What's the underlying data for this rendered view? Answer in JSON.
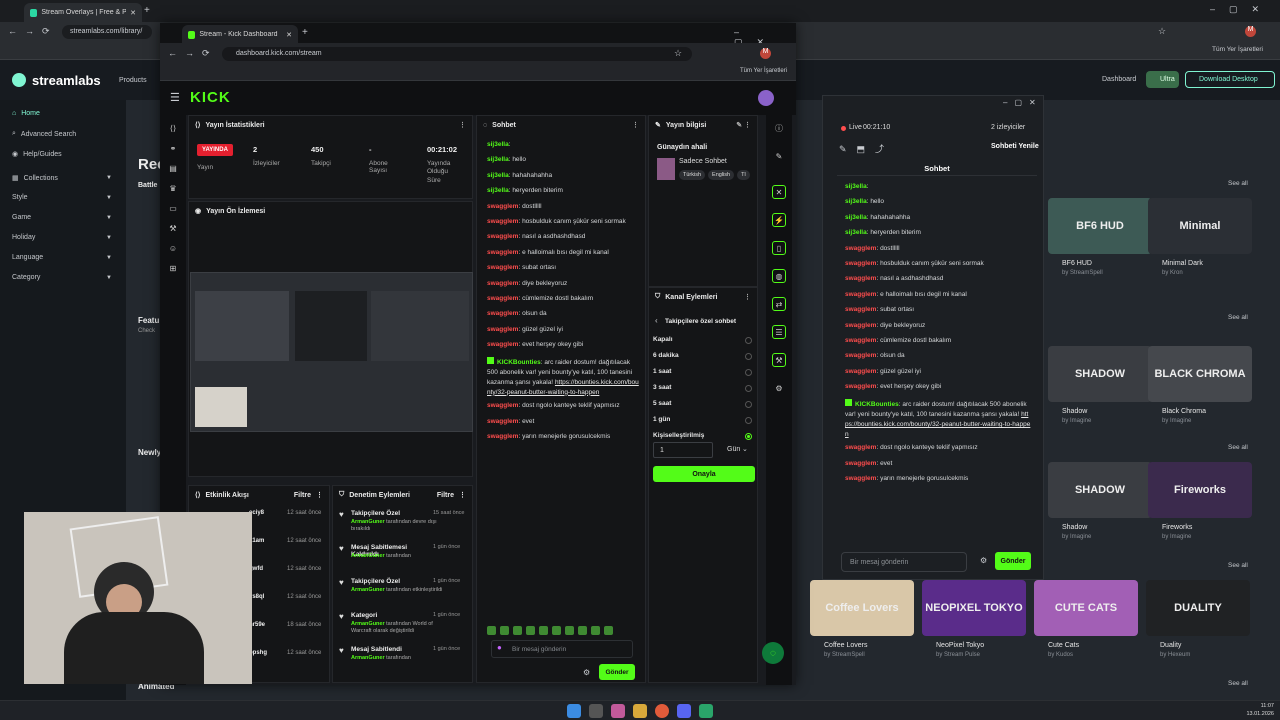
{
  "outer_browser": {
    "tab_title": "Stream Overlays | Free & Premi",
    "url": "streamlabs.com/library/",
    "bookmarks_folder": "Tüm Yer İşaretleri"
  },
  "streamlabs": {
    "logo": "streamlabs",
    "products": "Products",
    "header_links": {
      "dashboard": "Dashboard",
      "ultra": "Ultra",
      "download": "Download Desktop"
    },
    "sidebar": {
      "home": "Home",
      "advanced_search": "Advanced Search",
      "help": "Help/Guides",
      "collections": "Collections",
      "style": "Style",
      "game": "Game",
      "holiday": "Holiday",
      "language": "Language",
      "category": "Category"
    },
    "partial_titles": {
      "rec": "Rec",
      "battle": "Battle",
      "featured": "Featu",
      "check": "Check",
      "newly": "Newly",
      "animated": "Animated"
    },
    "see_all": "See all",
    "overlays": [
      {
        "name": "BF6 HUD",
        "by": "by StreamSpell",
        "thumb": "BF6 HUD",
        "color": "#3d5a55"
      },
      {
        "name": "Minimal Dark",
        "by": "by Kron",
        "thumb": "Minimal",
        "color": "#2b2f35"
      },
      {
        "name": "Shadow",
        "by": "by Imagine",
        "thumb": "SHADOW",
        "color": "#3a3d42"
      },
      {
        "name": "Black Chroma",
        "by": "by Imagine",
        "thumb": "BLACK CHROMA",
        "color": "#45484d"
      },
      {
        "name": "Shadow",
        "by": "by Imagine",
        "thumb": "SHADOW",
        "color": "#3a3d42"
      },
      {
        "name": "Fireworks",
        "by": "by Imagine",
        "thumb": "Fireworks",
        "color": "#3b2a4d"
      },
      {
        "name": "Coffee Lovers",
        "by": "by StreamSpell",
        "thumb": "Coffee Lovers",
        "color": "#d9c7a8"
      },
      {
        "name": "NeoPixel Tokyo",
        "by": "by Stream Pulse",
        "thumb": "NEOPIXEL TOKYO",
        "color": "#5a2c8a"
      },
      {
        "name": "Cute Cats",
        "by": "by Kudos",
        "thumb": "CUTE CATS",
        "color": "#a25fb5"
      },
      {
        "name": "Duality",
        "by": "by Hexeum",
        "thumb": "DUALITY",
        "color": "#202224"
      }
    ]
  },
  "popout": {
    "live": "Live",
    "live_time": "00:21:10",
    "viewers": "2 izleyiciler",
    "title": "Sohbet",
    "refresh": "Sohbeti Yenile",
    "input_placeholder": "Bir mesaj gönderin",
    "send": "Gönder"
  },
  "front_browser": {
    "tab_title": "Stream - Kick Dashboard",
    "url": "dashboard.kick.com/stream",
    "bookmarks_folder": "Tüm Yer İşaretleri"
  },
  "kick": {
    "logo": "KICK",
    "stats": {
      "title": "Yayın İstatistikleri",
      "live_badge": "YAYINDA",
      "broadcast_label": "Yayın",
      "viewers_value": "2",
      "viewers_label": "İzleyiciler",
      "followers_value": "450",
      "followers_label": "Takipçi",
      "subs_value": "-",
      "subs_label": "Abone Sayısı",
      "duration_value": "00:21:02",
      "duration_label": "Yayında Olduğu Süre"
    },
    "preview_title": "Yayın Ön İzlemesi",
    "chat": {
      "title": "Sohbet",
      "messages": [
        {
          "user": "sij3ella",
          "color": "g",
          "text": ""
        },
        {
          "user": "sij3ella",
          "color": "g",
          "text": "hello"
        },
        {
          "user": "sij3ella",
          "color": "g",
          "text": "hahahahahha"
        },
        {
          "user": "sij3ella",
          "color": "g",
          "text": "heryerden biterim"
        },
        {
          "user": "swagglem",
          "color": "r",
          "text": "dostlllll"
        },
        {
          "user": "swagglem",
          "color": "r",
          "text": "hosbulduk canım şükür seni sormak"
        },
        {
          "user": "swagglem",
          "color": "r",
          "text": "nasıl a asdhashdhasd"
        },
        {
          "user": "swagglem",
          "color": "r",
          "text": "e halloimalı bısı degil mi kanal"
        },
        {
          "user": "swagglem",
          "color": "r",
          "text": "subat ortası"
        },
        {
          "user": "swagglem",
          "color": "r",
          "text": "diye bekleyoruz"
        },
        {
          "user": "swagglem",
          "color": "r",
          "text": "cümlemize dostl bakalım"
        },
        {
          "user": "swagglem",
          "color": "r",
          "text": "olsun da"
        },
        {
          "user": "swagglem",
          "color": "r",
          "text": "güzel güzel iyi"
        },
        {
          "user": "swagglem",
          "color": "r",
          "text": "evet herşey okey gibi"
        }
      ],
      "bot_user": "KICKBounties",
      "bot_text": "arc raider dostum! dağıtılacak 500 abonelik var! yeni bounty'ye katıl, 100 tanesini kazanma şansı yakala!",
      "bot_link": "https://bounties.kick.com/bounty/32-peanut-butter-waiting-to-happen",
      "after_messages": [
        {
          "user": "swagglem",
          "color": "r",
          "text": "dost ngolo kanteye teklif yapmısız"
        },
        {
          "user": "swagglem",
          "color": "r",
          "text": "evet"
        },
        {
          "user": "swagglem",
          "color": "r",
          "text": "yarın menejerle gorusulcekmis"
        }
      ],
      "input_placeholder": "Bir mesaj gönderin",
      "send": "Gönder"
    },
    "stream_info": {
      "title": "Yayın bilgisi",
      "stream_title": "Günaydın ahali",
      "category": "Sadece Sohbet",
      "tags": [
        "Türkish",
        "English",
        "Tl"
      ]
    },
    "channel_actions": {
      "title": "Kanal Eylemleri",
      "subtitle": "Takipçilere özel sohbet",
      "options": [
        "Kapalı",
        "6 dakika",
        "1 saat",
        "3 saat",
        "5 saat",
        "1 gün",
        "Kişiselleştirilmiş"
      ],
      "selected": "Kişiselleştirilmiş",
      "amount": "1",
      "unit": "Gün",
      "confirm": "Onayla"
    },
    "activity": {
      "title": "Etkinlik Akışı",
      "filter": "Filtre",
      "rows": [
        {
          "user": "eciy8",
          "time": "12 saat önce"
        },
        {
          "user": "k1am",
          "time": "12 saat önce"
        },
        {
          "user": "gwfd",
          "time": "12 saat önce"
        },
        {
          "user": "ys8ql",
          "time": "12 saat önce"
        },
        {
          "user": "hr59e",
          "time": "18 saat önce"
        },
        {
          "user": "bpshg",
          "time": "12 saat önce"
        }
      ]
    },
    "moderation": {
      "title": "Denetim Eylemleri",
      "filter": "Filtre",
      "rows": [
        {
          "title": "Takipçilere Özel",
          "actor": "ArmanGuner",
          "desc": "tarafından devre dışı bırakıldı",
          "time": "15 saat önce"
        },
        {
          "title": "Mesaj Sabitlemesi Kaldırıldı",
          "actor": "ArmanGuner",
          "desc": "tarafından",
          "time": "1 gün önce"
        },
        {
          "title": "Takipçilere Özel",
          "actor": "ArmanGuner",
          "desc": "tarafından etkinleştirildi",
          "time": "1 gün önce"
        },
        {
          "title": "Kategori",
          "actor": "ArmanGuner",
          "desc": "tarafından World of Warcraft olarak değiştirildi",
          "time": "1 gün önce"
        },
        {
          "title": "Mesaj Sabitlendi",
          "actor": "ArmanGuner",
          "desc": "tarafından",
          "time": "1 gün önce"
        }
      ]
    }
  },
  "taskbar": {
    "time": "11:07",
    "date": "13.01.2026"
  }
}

▸ **WRITTEN EXERCISE**
Transcribe every entry word for word, but omit the pictures.

▸ **CORRECT OUTPUT**
What's the underlying data for this rendered view? Answer in JSON.
{
  "outer_browser": {
    "tab_title": "Stream Overlays | Free & Premi",
    "url": "streamlabs.com/library/",
    "bookmarks_folder": "Tüm Yer İşaretleri"
  },
  "streamlabs": {
    "logo": "streamlabs",
    "products": "Products",
    "header_links": {
      "dashboard": "Dashboard",
      "ultra": "Ultra",
      "download": "Download Desktop"
    },
    "sidebar": {
      "home": "Home",
      "advanced_search": "Advanced Search",
      "help": "Help/Guides",
      "collections": "Collections",
      "style": "Style",
      "game": "Game",
      "holiday": "Holiday",
      "language": "Language",
      "category": "Category"
    },
    "partial_titles": {
      "rec": "Rec",
      "battle": "Battle",
      "featured": "Featu",
      "check": "Check",
      "newly": "Newly",
      "animated": "Animated"
    },
    "see_all": "See all",
    "overlays": [
      {
        "name": "BF6 HUD",
        "by": "by StreamSpell",
        "thumb": "BF6 HUD",
        "color": "#3d5a55"
      },
      {
        "name": "Minimal Dark",
        "by": "by Kron",
        "thumb": "Minimal",
        "color": "#2b2f35"
      },
      {
        "name": "Shadow",
        "by": "by Imagine",
        "thumb": "SHADOW",
        "color": "#3a3d42"
      },
      {
        "name": "Black Chroma",
        "by": "by Imagine",
        "thumb": "BLACK CHROMA",
        "color": "#45484d"
      },
      {
        "name": "Shadow",
        "by": "by Imagine",
        "thumb": "SHADOW",
        "color": "#3a3d42"
      },
      {
        "name": "Fireworks",
        "by": "by Imagine",
        "thumb": "Fireworks",
        "color": "#3b2a4d"
      },
      {
        "name": "Coffee Lovers",
        "by": "by StreamSpell",
        "thumb": "Coffee Lovers",
        "color": "#d9c7a8"
      },
      {
        "name": "NeoPixel Tokyo",
        "by": "by Stream Pulse",
        "thumb": "NEOPIXEL TOKYO",
        "color": "#5a2c8a"
      },
      {
        "name": "Cute Cats",
        "by": "by Kudos",
        "thumb": "CUTE CATS",
        "color": "#a25fb5"
      },
      {
        "name": "Duality",
        "by": "by Hexeum",
        "thumb": "DUALITY",
        "color": "#202224"
      }
    ]
  },
  "popout": {
    "live": "Live",
    "live_time": "00:21:10",
    "viewers": "2 izleyiciler",
    "title": "Sohbet",
    "refresh": "Sohbeti Yenile",
    "input_placeholder": "Bir mesaj gönderin",
    "send": "Gönder"
  },
  "front_browser": {
    "tab_title": "Stream - Kick Dashboard",
    "url": "dashboard.kick.com/stream",
    "bookmarks_folder": "Tüm Yer İşaretleri"
  },
  "kick": {
    "logo": "KICK",
    "stats": {
      "title": "Yayın İstatistikleri",
      "live_badge": "YAYINDA",
      "broadcast_label": "Yayın",
      "viewers_value": "2",
      "viewers_label": "İzleyiciler",
      "followers_value": "450",
      "followers_label": "Takipçi",
      "subs_value": "-",
      "subs_label": "Abone Sayısı",
      "duration_value": "00:21:02",
      "duration_label": "Yayında Olduğu Süre"
    },
    "preview_title": "Yayın Ön İzlemesi",
    "chat": {
      "title": "Sohbet",
      "messages": [
        {
          "user": "sij3ella",
          "color": "g",
          "text": ""
        },
        {
          "user": "sij3ella",
          "color": "g",
          "text": "hello"
        },
        {
          "user": "sij3ella",
          "color": "g",
          "text": "hahahahahha"
        },
        {
          "user": "sij3ella",
          "color": "g",
          "text": "heryerden biterim"
        },
        {
          "user": "swagglem",
          "color": "r",
          "text": "dostlllll"
        },
        {
          "user": "swagglem",
          "color": "r",
          "text": "hosbulduk canım şükür seni sormak"
        },
        {
          "user": "swagglem",
          "color": "r",
          "text": "nasıl a asdhashdhasd"
        },
        {
          "user": "swagglem",
          "color": "r",
          "text": "e halloimalı bısı degil mi kanal"
        },
        {
          "user": "swagglem",
          "color": "r",
          "text": "subat ortası"
        },
        {
          "user": "swagglem",
          "color": "r",
          "text": "diye bekleyoruz"
        },
        {
          "user": "swagglem",
          "color": "r",
          "text": "cümlemize dostl bakalım"
        },
        {
          "user": "swagglem",
          "color": "r",
          "text": "olsun da"
        },
        {
          "user": "swagglem",
          "color": "r",
          "text": "güzel güzel iyi"
        },
        {
          "user": "swagglem",
          "color": "r",
          "text": "evet herşey okey gibi"
        }
      ],
      "bot_user": "KICKBounties",
      "bot_text": "arc raider dostum! dağıtılacak 500 abonelik var! yeni bounty'ye katıl, 100 tanesini kazanma şansı yakala!",
      "bot_link": "https://bounties.kick.com/bounty/32-peanut-butter-waiting-to-happen",
      "after_messages": [
        {
          "user": "swagglem",
          "color": "r",
          "text": "dost ngolo kanteye teklif yapmısız"
        },
        {
          "user": "swagglem",
          "color": "r",
          "text": "evet"
        },
        {
          "user": "swagglem",
          "color": "r",
          "text": "yarın menejerle gorusulcekmis"
        }
      ],
      "input_placeholder": "Bir mesaj gönderin",
      "send": "Gönder"
    },
    "stream_info": {
      "title": "Yayın bilgisi",
      "stream_title": "Günaydın ahali",
      "category": "Sadece Sohbet",
      "tags": [
        "Türkish",
        "English",
        "Tl"
      ]
    },
    "channel_actions": {
      "title": "Kanal Eylemleri",
      "subtitle": "Takipçilere özel sohbet",
      "options": [
        "Kapalı",
        "6 dakika",
        "1 saat",
        "3 saat",
        "5 saat",
        "1 gün",
        "Kişiselleştirilmiş"
      ],
      "selected": "Kişiselleştirilmiş",
      "amount": "1",
      "unit": "Gün",
      "confirm": "Onayla"
    },
    "activity": {
      "title": "Etkinlik Akışı",
      "filter": "Filtre",
      "rows": [
        {
          "user": "eciy8",
          "time": "12 saat önce"
        },
        {
          "user": "k1am",
          "time": "12 saat önce"
        },
        {
          "user": "gwfd",
          "time": "12 saat önce"
        },
        {
          "user": "ys8ql",
          "time": "12 saat önce"
        },
        {
          "user": "hr59e",
          "time": "18 saat önce"
        },
        {
          "user": "bpshg",
          "time": "12 saat önce"
        }
      ]
    },
    "moderation": {
      "title": "Denetim Eylemleri",
      "filter": "Filtre",
      "rows": [
        {
          "title": "Takipçilere Özel",
          "actor": "ArmanGuner",
          "desc": "tarafından devre dışı bırakıldı",
          "time": "15 saat önce"
        },
        {
          "title": "Mesaj Sabitlemesi Kaldırıldı",
          "actor": "ArmanGuner",
          "desc": "tarafından",
          "time": "1 gün önce"
        },
        {
          "title": "Takipçilere Özel",
          "actor": "ArmanGuner",
          "desc": "tarafından etkinleştirildi",
          "time": "1 gün önce"
        },
        {
          "title": "Kategori",
          "actor": "ArmanGuner",
          "desc": "tarafından World of Warcraft olarak değiştirildi",
          "time": "1 gün önce"
        },
        {
          "title": "Mesaj Sabitlendi",
          "actor": "ArmanGuner",
          "desc": "tarafından",
          "time": "1 gün önce"
        }
      ]
    }
  },
  "taskbar": {
    "time": "11:07",
    "date": "13.01.2026"
  }
}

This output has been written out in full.